## Dataset records
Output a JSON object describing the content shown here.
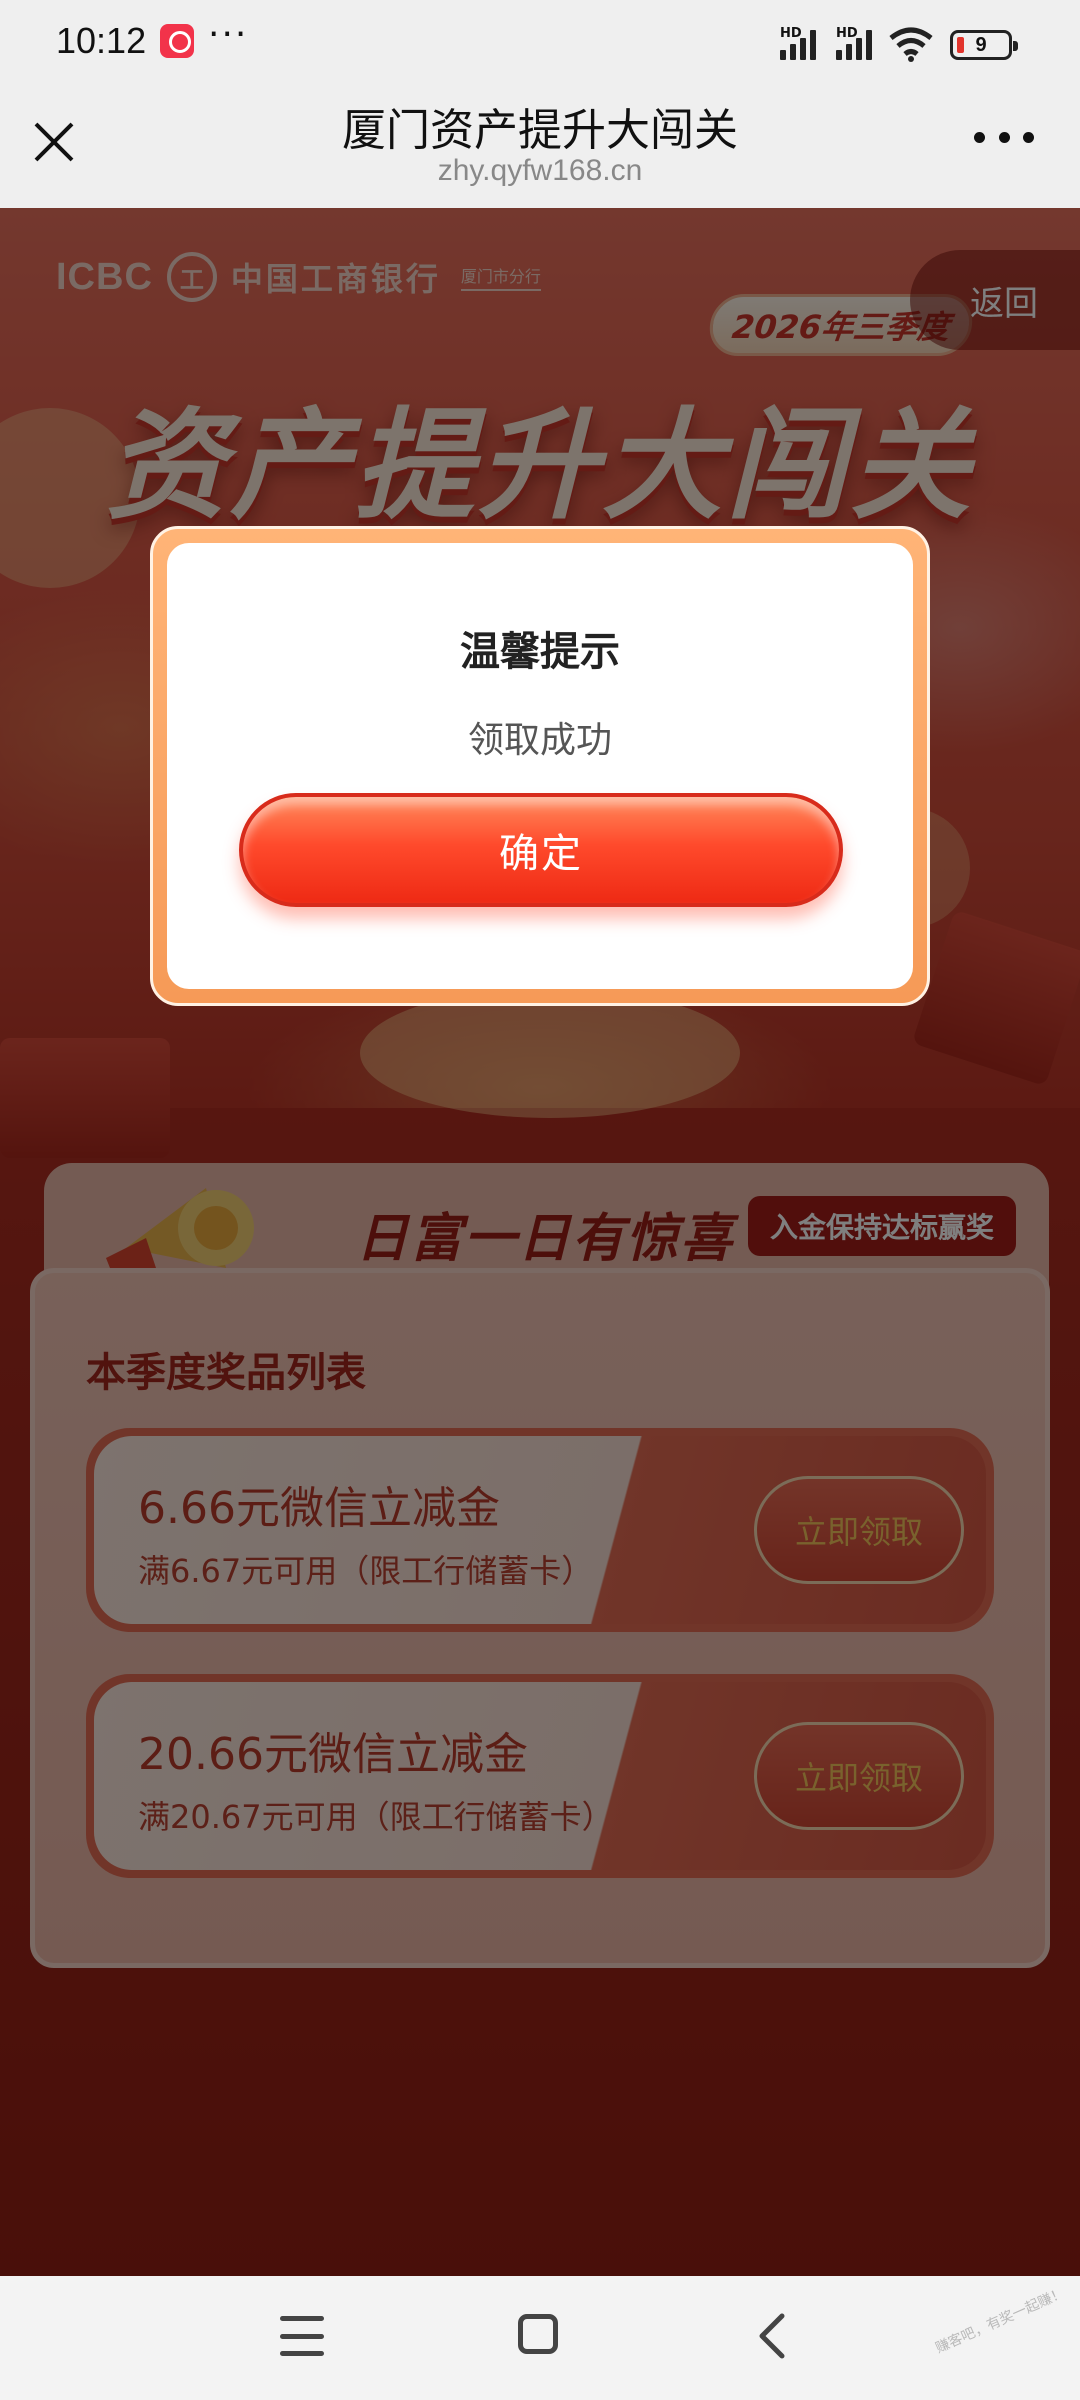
{
  "status_bar": {
    "time": "10:12",
    "dots": "···",
    "battery": "9",
    "hd1": "HD",
    "hd2": "HD"
  },
  "title_bar": {
    "title": "厦门资产提升大闯关",
    "url": "zhy.qyfw168.cn"
  },
  "hero": {
    "bank_name_en": "ICBC",
    "bank_mark": "工",
    "bank_name_cn": "中国工商银行",
    "branch": "厦门市分行",
    "back_label": "返回",
    "season": "2026年三季度",
    "title": "资产提升大闯关"
  },
  "panel": {
    "heading": "日富一日有惊喜",
    "badge": "入金保持达标赢奖",
    "subtitle": "本季度奖品列表",
    "prizes": [
      {
        "name": "6.66元微信立减金",
        "desc": "满6.67元可用（限工行储蓄卡）",
        "button": "立即领取"
      },
      {
        "name": "20.66元微信立减金",
        "desc": "满20.67元可用（限工行储蓄卡）",
        "button": "立即领取"
      }
    ]
  },
  "dialog": {
    "title": "温馨提示",
    "message": "领取成功",
    "confirm": "确定"
  },
  "watermark": "赚客吧，有奖一起赚！"
}
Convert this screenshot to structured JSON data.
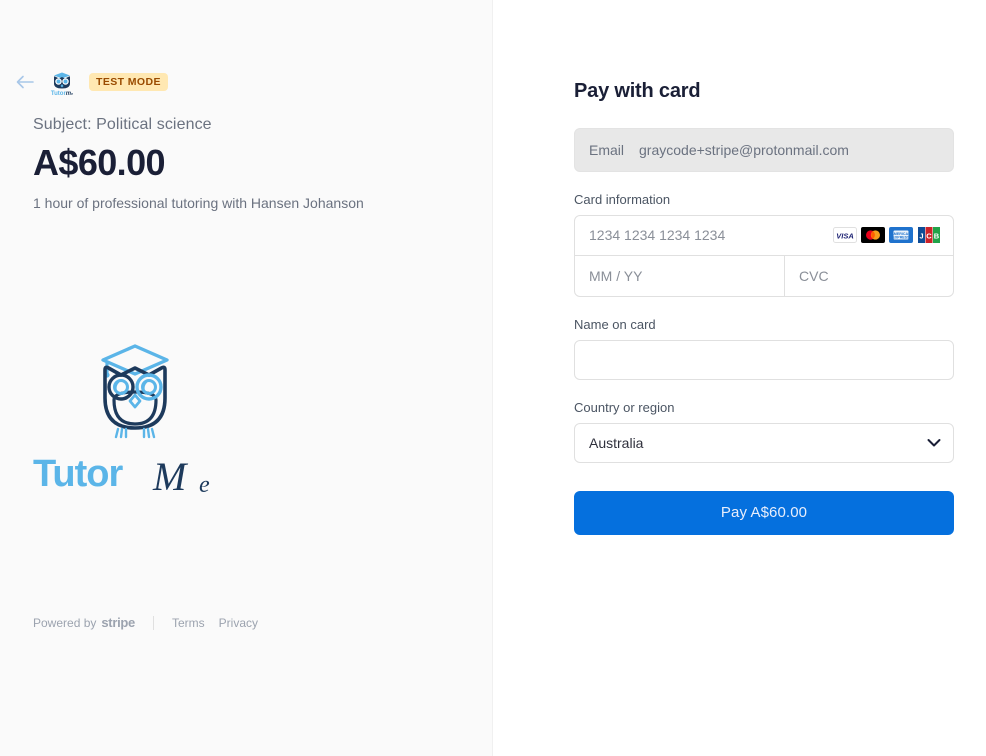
{
  "colors": {
    "accent_blue": "#0570de",
    "panel_bg": "#fafafa",
    "badge_bg": "#ffe8b2",
    "badge_text": "#9a4b00",
    "logo_light_blue": "#5bb5e8",
    "logo_navy": "#1d3a5c"
  },
  "left": {
    "back_icon": "back-arrow-icon",
    "merchant_logo": "tutorme-logo-icon",
    "test_badge": "TEST MODE",
    "subject": "Subject: Political science",
    "amount": "A$60.00",
    "description": "1 hour of professional tutoring with Hansen Johanson",
    "logo_wordmark_primary": "Tutor",
    "logo_wordmark_secondary": "Me",
    "footer": {
      "powered_by": "Powered by",
      "stripe": "stripe",
      "terms": "Terms",
      "privacy": "Privacy"
    }
  },
  "right": {
    "title": "Pay with card",
    "email": {
      "label": "Email",
      "value": "graycode+stripe@protonmail.com"
    },
    "card_information": {
      "label": "Card information",
      "number_placeholder": "1234 1234 1234 1234",
      "number_value": "",
      "expiry_placeholder": "MM / YY",
      "expiry_value": "",
      "cvc_placeholder": "CVC",
      "cvc_value": "",
      "brands": [
        "visa",
        "mastercard",
        "amex",
        "jcb"
      ]
    },
    "name_on_card": {
      "label": "Name on card",
      "value": "",
      "placeholder": ""
    },
    "country": {
      "label": "Country or region",
      "selected": "Australia"
    },
    "pay_button": "Pay A$60.00"
  }
}
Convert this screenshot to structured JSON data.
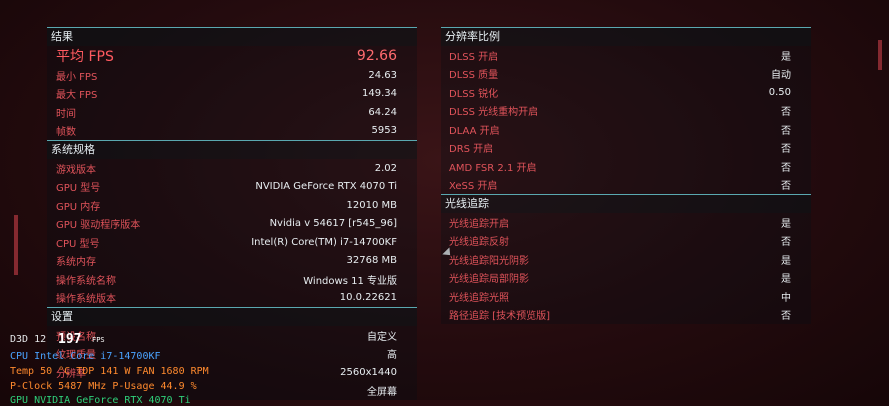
{
  "results": {
    "title": "结果",
    "rows": [
      {
        "label": "平均 FPS",
        "value": "92.66",
        "big": true
      },
      {
        "label": "最小 FPS",
        "value": "24.63"
      },
      {
        "label": "最大 FPS",
        "value": "149.34"
      },
      {
        "label": "时间",
        "value": "64.24"
      },
      {
        "label": "帧数",
        "value": "5953"
      }
    ]
  },
  "system": {
    "title": "系统规格",
    "rows": [
      {
        "label": "游戏版本",
        "value": "2.02"
      },
      {
        "label": "GPU 型号",
        "value": "NVIDIA GeForce RTX 4070 Ti"
      },
      {
        "label": "GPU 内存",
        "value": "12010 MB"
      },
      {
        "label": "GPU 驱动程序版本",
        "value": "Nvidia v 54617 [r545_96]"
      },
      {
        "label": "CPU 型号",
        "value": "Intel(R) Core(TM) i7-14700KF"
      },
      {
        "label": "系统内存",
        "value": "32768 MB"
      },
      {
        "label": "操作系统名称",
        "value": "Windows 11 专业版"
      },
      {
        "label": "操作系统版本",
        "value": "10.0.22621"
      }
    ]
  },
  "settings": {
    "title": "设置",
    "rows": [
      {
        "label": "预设名称",
        "value": "自定义"
      },
      {
        "label": "纹理质量",
        "value": "高"
      },
      {
        "label": "分辨率",
        "value": "2560x1440"
      },
      {
        "label": "",
        "value": "全屏幕"
      }
    ]
  },
  "resolution_scaling": {
    "title": "分辨率比例",
    "rows": [
      {
        "label": "DLSS 开启",
        "value": "是"
      },
      {
        "label": "DLSS 质量",
        "value": "自动"
      },
      {
        "label": "DLSS 锐化",
        "value": "0.50"
      },
      {
        "label": "DLSS 光线重构开启",
        "value": "否"
      },
      {
        "label": "DLAA 开启",
        "value": "否"
      },
      {
        "label": "DRS 开启",
        "value": "否"
      },
      {
        "label": "AMD FSR 2.1 开启",
        "value": "否"
      },
      {
        "label": "XeSS 开启",
        "value": "否"
      }
    ]
  },
  "ray_tracing": {
    "title": "光线追踪",
    "rows": [
      {
        "label": "光线追踪开启",
        "value": "是"
      },
      {
        "label": "光线追踪反射",
        "value": "否"
      },
      {
        "label": "光线追踪阳光阴影",
        "value": "是"
      },
      {
        "label": "光线追踪局部阴影",
        "value": "是"
      },
      {
        "label": "光线追踪光照",
        "value": "中"
      },
      {
        "label": "路径追踪 [技术预览版]",
        "value": "否"
      }
    ]
  },
  "overlay": {
    "d3d": "D3D 12",
    "fps": "197",
    "fps_unit": "FPS",
    "cpu_line": "CPU  Intel Core i7-14700KF",
    "temp_line": "Temp  50 °C  TDP 141 W  FAN 1680 RPM",
    "clock_line": "P-Clock 5487 MHz  P-Usage 44.9 %",
    "gpu_line": "GPU  NVIDIA GeForce RTX 4070 Ti"
  }
}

## What needs to be done
Each record above is to be restated exactly, with its pictures removed from the copy.

## Written response
Output a JSON object describing the content shown here.
{
  "status_bar": {
    "time": "10:12",
    "dots": "···",
    "battery": "9",
    "hd1": "HD",
    "hd2": "HD"
  },
  "title_bar": {
    "title": "厦门资产提升大闯关",
    "url": "zhy.qyfw168.cn"
  },
  "hero": {
    "bank_name_en": "ICBC",
    "bank_mark": "工",
    "bank_name_cn": "中国工商银行",
    "branch": "厦门市分行",
    "back_label": "返回",
    "season": "2026年三季度",
    "title": "资产提升大闯关"
  },
  "panel": {
    "heading": "日富一日有惊喜",
    "badge": "入金保持达标赢奖",
    "subtitle": "本季度奖品列表",
    "prizes": [
      {
        "name": "6.66元微信立减金",
        "desc": "满6.67元可用（限工行储蓄卡）",
        "button": "立即领取"
      },
      {
        "name": "20.66元微信立减金",
        "desc": "满20.67元可用（限工行储蓄卡）",
        "button": "立即领取"
      }
    ]
  },
  "dialog": {
    "title": "温馨提示",
    "message": "领取成功",
    "confirm": "确定"
  },
  "watermark": "赚客吧，有奖一起赚！"
}
Convert this screenshot to structured JSON data.
{
  "colors": {
    "accent_blue": "#0570de",
    "panel_bg": "#fafafa",
    "badge_bg": "#ffe8b2",
    "badge_text": "#9a4b00",
    "logo_light_blue": "#5bb5e8",
    "logo_navy": "#1d3a5c"
  },
  "left": {
    "back_icon": "back-arrow-icon",
    "merchant_logo": "tutorme-logo-icon",
    "test_badge": "TEST MODE",
    "subject": "Subject: Political science",
    "amount": "A$60.00",
    "description": "1 hour of professional tutoring with Hansen Johanson",
    "logo_wordmark_primary": "Tutor",
    "logo_wordmark_secondary": "Me",
    "footer": {
      "powered_by": "Powered by",
      "stripe": "stripe",
      "terms": "Terms",
      "privacy": "Privacy"
    }
  },
  "right": {
    "title": "Pay with card",
    "email": {
      "label": "Email",
      "value": "graycode+stripe@protonmail.com"
    },
    "card_information": {
      "label": "Card information",
      "number_placeholder": "1234 1234 1234 1234",
      "number_value": "",
      "expiry_placeholder": "MM / YY",
      "expiry_value": "",
      "cvc_placeholder": "CVC",
      "cvc_value": "",
      "brands": [
        "visa",
        "mastercard",
        "amex",
        "jcb"
      ]
    },
    "name_on_card": {
      "label": "Name on card",
      "value": "",
      "placeholder": ""
    },
    "country": {
      "label": "Country or region",
      "selected": "Australia"
    },
    "pay_button": "Pay A$60.00"
  }
}
Convert this screenshot to structured JSON data.
{
  "results": {
    "title": "结果",
    "rows": [
      {
        "label": "平均 FPS",
        "value": "92.66",
        "big": true
      },
      {
        "label": "最小 FPS",
        "value": "24.63"
      },
      {
        "label": "最大 FPS",
        "value": "149.34"
      },
      {
        "label": "时间",
        "value": "64.24"
      },
      {
        "label": "帧数",
        "value": "5953"
      }
    ]
  },
  "system": {
    "title": "系统规格",
    "rows": [
      {
        "label": "游戏版本",
        "value": "2.02"
      },
      {
        "label": "GPU 型号",
        "value": "NVIDIA GeForce RTX 4070 Ti"
      },
      {
        "label": "GPU 内存",
        "value": "12010 MB"
      },
      {
        "label": "GPU 驱动程序版本",
        "value": "Nvidia v 54617 [r545_96]"
      },
      {
        "label": "CPU 型号",
        "value": "Intel(R) Core(TM) i7-14700KF"
      },
      {
        "label": "系统内存",
        "value": "32768 MB"
      },
      {
        "label": "操作系统名称",
        "value": "Windows 11 专业版"
      },
      {
        "label": "操作系统版本",
        "value": "10.0.22621"
      }
    ]
  },
  "settings": {
    "title": "设置",
    "rows": [
      {
        "label": "预设名称",
        "value": "自定义"
      },
      {
        "label": "纹理质量",
        "value": "高"
      },
      {
        "label": "分辨率",
        "value": "2560x1440"
      },
      {
        "label": "",
        "value": "全屏幕"
      }
    ]
  },
  "resolution_scaling": {
    "title": "分辨率比例",
    "rows": [
      {
        "label": "DLSS 开启",
        "value": "是"
      },
      {
        "label": "DLSS 质量",
        "value": "自动"
      },
      {
        "label": "DLSS 锐化",
        "value": "0.50"
      },
      {
        "label": "DLSS 光线重构开启",
        "value": "否"
      },
      {
        "label": "DLAA 开启",
        "value": "否"
      },
      {
        "label": "DRS 开启",
        "value": "否"
      },
      {
        "label": "AMD FSR 2.1 开启",
        "value": "否"
      },
      {
        "label": "XeSS 开启",
        "value": "否"
      }
    ]
  },
  "ray_tracing": {
    "title": "光线追踪",
    "rows": [
      {
        "label": "光线追踪开启",
        "value": "是"
      },
      {
        "label": "光线追踪反射",
        "value": "否"
      },
      {
        "label": "光线追踪阳光阴影",
        "value": "是"
      },
      {
        "label": "光线追踪局部阴影",
        "value": "是"
      },
      {
        "label": "光线追踪光照",
        "value": "中"
      },
      {
        "label": "路径追踪 [技术预览版]",
        "value": "否"
      }
    ]
  },
  "overlay": {
    "d3d": "D3D 12",
    "fps": "197",
    "fps_unit": "FPS",
    "cpu_line": "CPU  Intel Core i7-14700KF",
    "temp_line": "Temp  50 °C  TDP 141 W  FAN 1680 RPM",
    "clock_line": "P-Clock 5487 MHz  P-Usage 44.9 %",
    "gpu_line": "GPU  NVIDIA GeForce RTX 4070 Ti"
  }
}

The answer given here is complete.